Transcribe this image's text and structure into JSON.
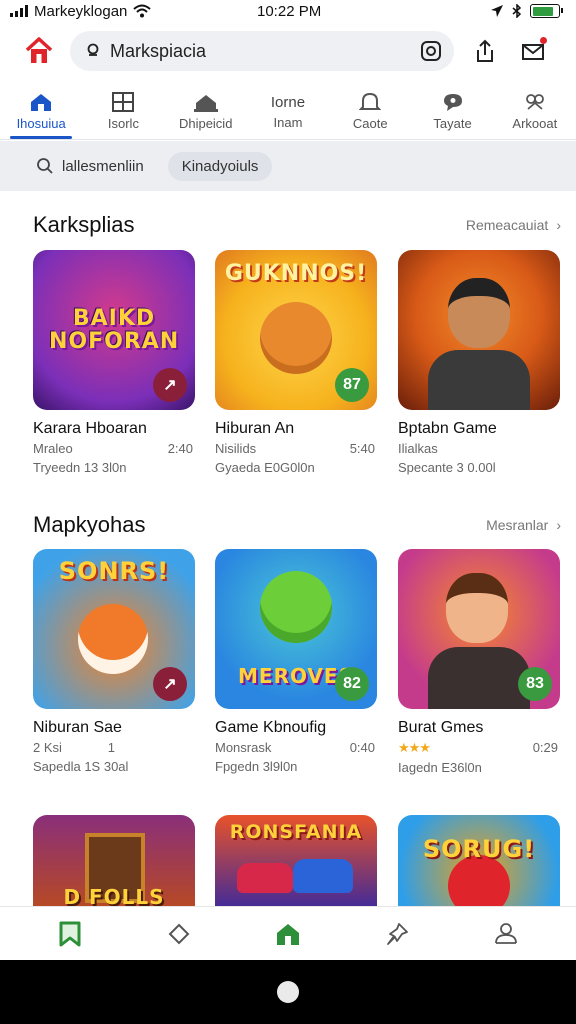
{
  "status": {
    "carrier": "Markeyklogan",
    "time": "10:22 PM"
  },
  "search": {
    "value": "Markspiacia"
  },
  "tabs": [
    {
      "label": "Ihosuiua",
      "icon": "home-icon"
    },
    {
      "label": "Isorlc",
      "icon": "grid-icon"
    },
    {
      "label": "Dhipeicid",
      "icon": "store-icon"
    },
    {
      "label": "Inam",
      "icon": "text-icon",
      "top": "Iorne"
    },
    {
      "label": "Caote",
      "icon": "bell-icon"
    },
    {
      "label": "Tayate",
      "icon": "chat-icon"
    },
    {
      "label": "Arkooat",
      "icon": "puzzle-icon"
    }
  ],
  "filter": {
    "search_label": "lallesmenliin",
    "chip_label": "Kinadyoiuls"
  },
  "sections": [
    {
      "title": "Karksplias",
      "more": "Remeacauiat",
      "cards": [
        {
          "name": "Karara Hboaran",
          "sub": "Mraleo",
          "rating": "2:40",
          "meta": "Tryeedn 13 3l0n",
          "art": "BAIKD NOFORAN",
          "badge": "",
          "bg1": "#7b2fb8",
          "bg2": "#d23a8c"
        },
        {
          "name": "Hiburan An",
          "sub": "Nisilids",
          "rating": "5:40",
          "meta": "Gyaeda E0G0l0n",
          "art": "GUKNNOS!",
          "badge": "87",
          "bg1": "#f6b21d",
          "bg2": "#e85f2a"
        },
        {
          "name": "Bptabn Game",
          "sub": "Ilialkas",
          "rating": "",
          "meta": "Specante 3 0.00l",
          "art": "",
          "badge": "",
          "bg1": "#d85a17",
          "bg2": "#6a1e0a"
        }
      ]
    },
    {
      "title": "Mapkyohas",
      "more": "Mesranlar",
      "cards": [
        {
          "name": "Niburan Sae",
          "sub": "2 Ksi",
          "rating": "1",
          "meta": "Sapedla 1S 30al",
          "art": "SONRS!",
          "badge": "",
          "bg1": "#3fa2e8",
          "bg2": "#f0832c"
        },
        {
          "name": "Game Kbnoufig",
          "sub": "Monsrask",
          "rating": "0:40",
          "meta": "Fpgedn 3l9l0n",
          "art": "MEROVES",
          "badge": "82",
          "bg1": "#2a86e0",
          "bg2": "#49c6d6"
        },
        {
          "name": "Burat Gmes",
          "sub": "",
          "rating": "0:29",
          "meta": "Iagedn E36l0n",
          "art": "",
          "badge": "83",
          "stars": "★★★",
          "bg1": "#c53b8c",
          "bg2": "#f58a2c"
        }
      ]
    },
    {
      "cards": [
        {
          "art": "D FOLLS",
          "bg1": "#b84a22",
          "bg2": "#8a2f7a"
        },
        {
          "art": "RONSFANIA",
          "bg1": "#3f2a9a",
          "bg2": "#e8522a"
        },
        {
          "art": "SORUG!",
          "bg1": "#e8a21a",
          "bg2": "#2f9ee8"
        }
      ]
    }
  ],
  "colors": {
    "accent": "#1a56c8",
    "brand_red": "#e0242c",
    "green": "#2e8f3a",
    "badge_green": "#3a9a3f",
    "badge_dark": "#8a1f3a"
  }
}
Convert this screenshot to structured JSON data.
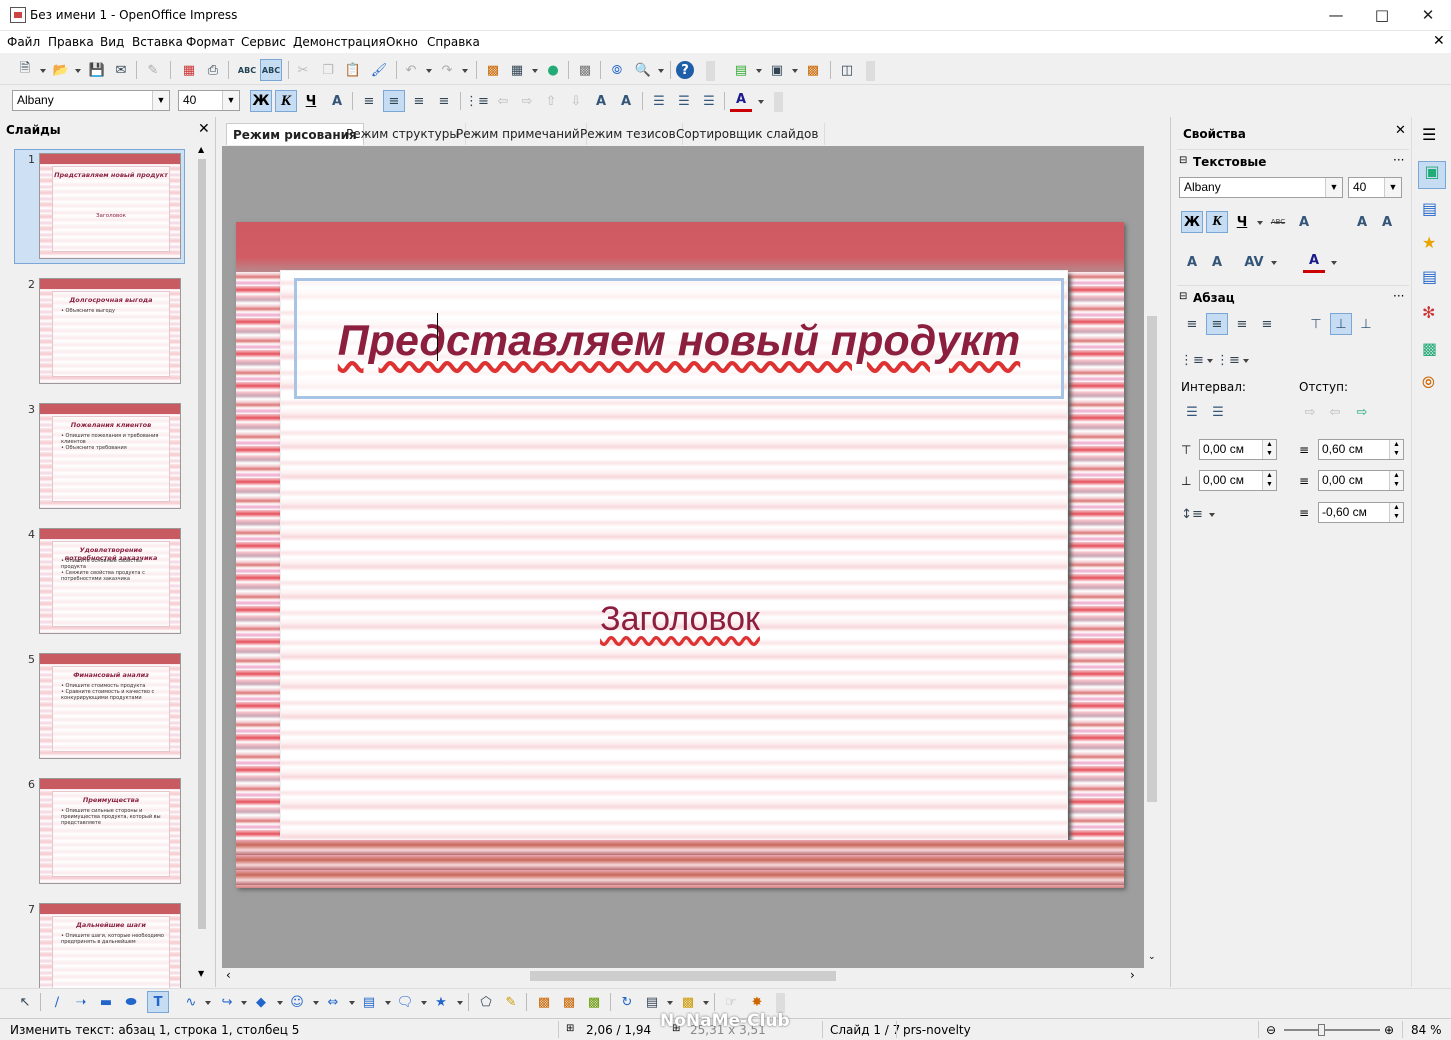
{
  "window": {
    "title": "Без имени 1 - OpenOffice Impress",
    "minimize_icon": "minimize-icon",
    "maximize_icon": "maximize-icon",
    "close_icon": "close-icon"
  },
  "menubar": {
    "items": [
      "Файл",
      "Правка",
      "Вид",
      "Вставка",
      "Формат",
      "Сервис",
      "Демонстрация",
      "Окно",
      "Справка"
    ]
  },
  "format_toolbar": {
    "font_name": "Albany",
    "font_size": "40",
    "bold_label": "Ж",
    "italic_label": "К",
    "underline_label": "Ч"
  },
  "slides_panel": {
    "title": "Слайды",
    "slides": [
      {
        "number": "1",
        "title": "Представляем новый продукт",
        "subtitle": "Заголовок",
        "bullets": []
      },
      {
        "number": "2",
        "title": "Долгосрочная выгода",
        "subtitle": "",
        "bullets": [
          "Объясните выгоду"
        ]
      },
      {
        "number": "3",
        "title": "Пожелания клиентов",
        "subtitle": "",
        "bullets": [
          "Опишите пожелания и требования клиентов",
          "Объясните требования"
        ]
      },
      {
        "number": "4",
        "title": "Удовлетворение потребностей заказчика",
        "subtitle": "",
        "bullets": [
          "Опишите основные свойства продукта",
          "Свяжите свойства продукта с потребностями заказчика"
        ]
      },
      {
        "number": "5",
        "title": "Финансовый анализ",
        "subtitle": "",
        "bullets": [
          "Опишите стоимость продукта",
          "Сравните стоимость и качество с конкурирующими продуктами"
        ]
      },
      {
        "number": "6",
        "title": "Преимущества",
        "subtitle": "",
        "bullets": [
          "Опишите сильные стороны и преимущества продукта, который вы представляете"
        ]
      },
      {
        "number": "7",
        "title": "Дальнейшие шаги",
        "subtitle": "",
        "bullets": [
          "Опишите шаги, которые необходимо предпринять в дальнейшем"
        ]
      }
    ]
  },
  "view_tabs": [
    "Режим рисования",
    "Режим структуры",
    "Режим примечаний",
    "Режим тезисов",
    "Сортировщик слайдов"
  ],
  "active_tab": "Режим рисования",
  "slide": {
    "title": "Представляем новый продукт",
    "subtitle": "Заголовок"
  },
  "sidebar": {
    "title": "Свойства",
    "text_section": "Текстовые",
    "font_name": "Albany",
    "font_size": "40",
    "bold_label": "Ж",
    "italic_label": "К",
    "underline_label": "Ч",
    "strike_label": "ABC",
    "paragraph_section": "Абзац",
    "spacing_label": "Интервал:",
    "indent_label": "Отступ:",
    "spacing_above": "0,00 см",
    "spacing_below": "0,00 см",
    "indent_before": "0,60 см",
    "indent_after": "0,00 см",
    "first_line": "-0,60 см"
  },
  "statusbar": {
    "edit_text": "Изменить текст: абзац 1, строка 1, столбец 5",
    "position": "2,06 / 1,94",
    "size": "25,31 x 3,51",
    "slide_info": "Слайд 1 / 7",
    "design": "prs-novelty",
    "zoom": "84 %"
  },
  "watermark": "NoNaMe-Club",
  "colors": {
    "accent": "#8c1e3e",
    "selection": "#c6dcf2",
    "band": "#cf5a62"
  }
}
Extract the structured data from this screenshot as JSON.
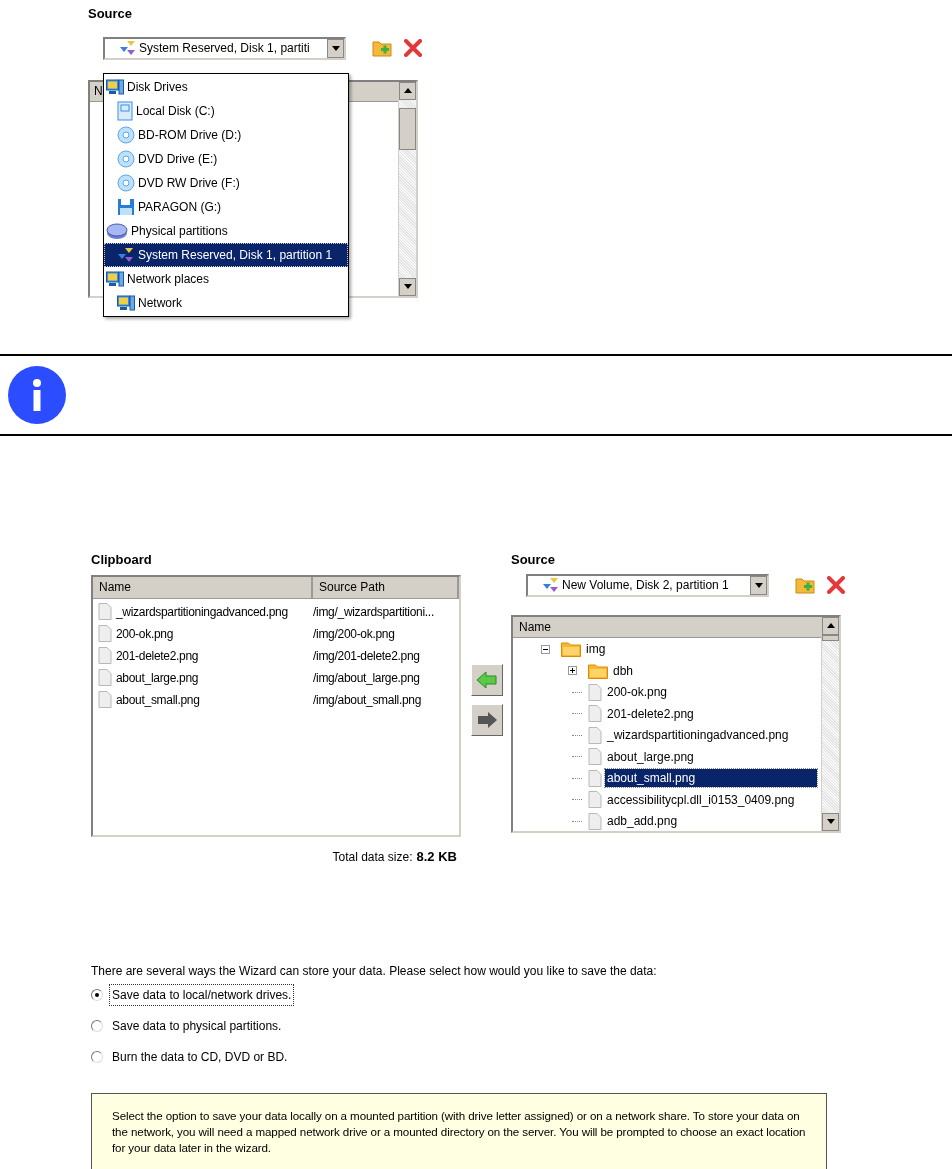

Work instructions
Print the whole listing above once more, word for word, without its pictures.

The answer
Transcribe this image's text and structure into JSON.
{
  "status": {
    "carrier": "Markeyklogan",
    "time": "10:22 PM"
  },
  "search": {
    "value": "Markspiacia"
  },
  "tabs": [
    {
      "label": "Ihosuiua",
      "icon": "home-icon"
    },
    {
      "label": "Isorlc",
      "icon": "grid-icon"
    },
    {
      "label": "Dhipeicid",
      "icon": "store-icon"
    },
    {
      "label": "Inam",
      "icon": "text-icon",
      "top": "Iorne"
    },
    {
      "label": "Caote",
      "icon": "bell-icon"
    },
    {
      "label": "Tayate",
      "icon": "chat-icon"
    },
    {
      "label": "Arkooat",
      "icon": "puzzle-icon"
    }
  ],
  "filter": {
    "search_label": "lallesmenliin",
    "chip_label": "Kinadyoiuls"
  },
  "sections": [
    {
      "title": "Karksplias",
      "more": "Remeacauiat",
      "cards": [
        {
          "name": "Karara Hboaran",
          "sub": "Mraleo",
          "rating": "2:40",
          "meta": "Tryeedn 13 3l0n",
          "art": "BAIKD NOFORAN",
          "badge": "",
          "bg1": "#7b2fb8",
          "bg2": "#d23a8c"
        },
        {
          "name": "Hiburan An",
          "sub": "Nisilids",
          "rating": "5:40",
          "meta": "Gyaeda E0G0l0n",
          "art": "GUKNNOS!",
          "badge": "87",
          "bg1": "#f6b21d",
          "bg2": "#e85f2a"
        },
        {
          "name": "Bptabn Game",
          "sub": "Ilialkas",
          "rating": "",
          "meta": "Specante 3 0.00l",
          "art": "",
          "badge": "",
          "bg1": "#d85a17",
          "bg2": "#6a1e0a"
        }
      ]
    },
    {
      "title": "Mapkyohas",
      "more": "Mesranlar",
      "cards": [
        {
          "name": "Niburan Sae",
          "sub": "2 Ksi",
          "rating": "1",
          "meta": "Sapedla 1S 30al",
          "art": "SONRS!",
          "badge": "",
          "bg1": "#3fa2e8",
          "bg2": "#f0832c"
        },
        {
          "name": "Game Kbnoufig",
          "sub": "Monsrask",
          "rating": "0:40",
          "meta": "Fpgedn 3l9l0n",
          "art": "MEROVES",
          "badge": "82",
          "bg1": "#2a86e0",
          "bg2": "#49c6d6"
        },
        {
          "name": "Burat Gmes",
          "sub": "",
          "rating": "0:29",
          "meta": "Iagedn E36l0n",
          "art": "",
          "badge": "83",
          "stars": "★★★",
          "bg1": "#c53b8c",
          "bg2": "#f58a2c"
        }
      ]
    },
    {
      "cards": [
        {
          "art": "D FOLLS",
          "bg1": "#b84a22",
          "bg2": "#8a2f7a"
        },
        {
          "art": "RONSFANIA",
          "bg1": "#3f2a9a",
          "bg2": "#e8522a"
        },
        {
          "art": "SORUG!",
          "bg1": "#e8a21a",
          "bg2": "#2f9ee8"
        }
      ]
    }
  ],
  "colors": {
    "accent": "#1a56c8",
    "brand_red": "#e0242c",
    "green": "#2e8f3a",
    "badge_green": "#3a9a3f",
    "badge_dark": "#8a1f3a"
  }
}
Convert this screenshot to structured JSON data.
{
  "window": {
    "title": "Без имени 1 - OpenOffice Impress",
    "minimize_icon": "minimize-icon",
    "maximize_icon": "maximize-icon",
    "close_icon": "close-icon"
  },
  "menubar": {
    "items": [
      "Файл",
      "Правка",
      "Вид",
      "Вставка",
      "Формат",
      "Сервис",
      "Демонстрация",
      "Окно",
      "Справка"
    ]
  },
  "format_toolbar": {
    "font_name": "Albany",
    "font_size": "40",
    "bold_label": "Ж",
    "italic_label": "К",
    "underline_label": "Ч"
  },
  "slides_panel": {
    "title": "Слайды",
    "slides": [
      {
        "number": "1",
        "title": "Представляем новый продукт",
        "subtitle": "Заголовок",
        "bullets": []
      },
      {
        "number": "2",
        "title": "Долгосрочная выгода",
        "subtitle": "",
        "bullets": [
          "Объясните выгоду"
        ]
      },
      {
        "number": "3",
        "title": "Пожелания клиентов",
        "subtitle": "",
        "bullets": [
          "Опишите пожелания и требования клиентов",
          "Объясните требования"
        ]
      },
      {
        "number": "4",
        "title": "Удовлетворение потребностей заказчика",
        "subtitle": "",
        "bullets": [
          "Опишите основные свойства продукта",
          "Свяжите свойства продукта с потребностями заказчика"
        ]
      },
      {
        "number": "5",
        "title": "Финансовый анализ",
        "subtitle": "",
        "bullets": [
          "Опишите стоимость продукта",
          "Сравните стоимость и качество с конкурирующими продуктами"
        ]
      },
      {
        "number": "6",
        "title": "Преимущества",
        "subtitle": "",
        "bullets": [
          "Опишите сильные стороны и преимущества продукта, который вы представляете"
        ]
      },
      {
        "number": "7",
        "title": "Дальнейшие шаги",
        "subtitle": "",
        "bullets": [
          "Опишите шаги, которые необходимо предпринять в дальнейшем"
        ]
      }
    ]
  },
  "view_tabs": [
    "Режим рисования",
    "Режим структуры",
    "Режим примечаний",
    "Режим тезисов",
    "Сортировщик слайдов"
  ],
  "active_tab": "Режим рисования",
  "slide": {
    "title": "Представляем новый продукт",
    "subtitle": "Заголовок"
  },
  "sidebar": {
    "title": "Свойства",
    "text_section": "Текстовые",
    "font_name": "Albany",
    "font_size": "40",
    "bold_label": "Ж",
    "italic_label": "К",
    "underline_label": "Ч",
    "strike_label": "ABC",
    "paragraph_section": "Абзац",
    "spacing_label": "Интервал:",
    "indent_label": "Отступ:",
    "spacing_above": "0,00 см",
    "spacing_below": "0,00 см",
    "indent_before": "0,60 см",
    "indent_after": "0,00 см",
    "first_line": "-0,60 см"
  },
  "statusbar": {
    "edit_text": "Изменить текст: абзац 1, строка 1, столбец 5",
    "position": "2,06 / 1,94",
    "size": "25,31 x 3,51",
    "slide_info": "Слайд 1 / 7",
    "design": "prs-novelty",
    "zoom": "84 %"
  },
  "watermark": "NoNaMe-Club",
  "colors": {
    "accent": "#8c1e3e",
    "selection": "#c6dcf2",
    "band": "#cf5a62"
  }
}
Extract the structured data from this screenshot as JSON.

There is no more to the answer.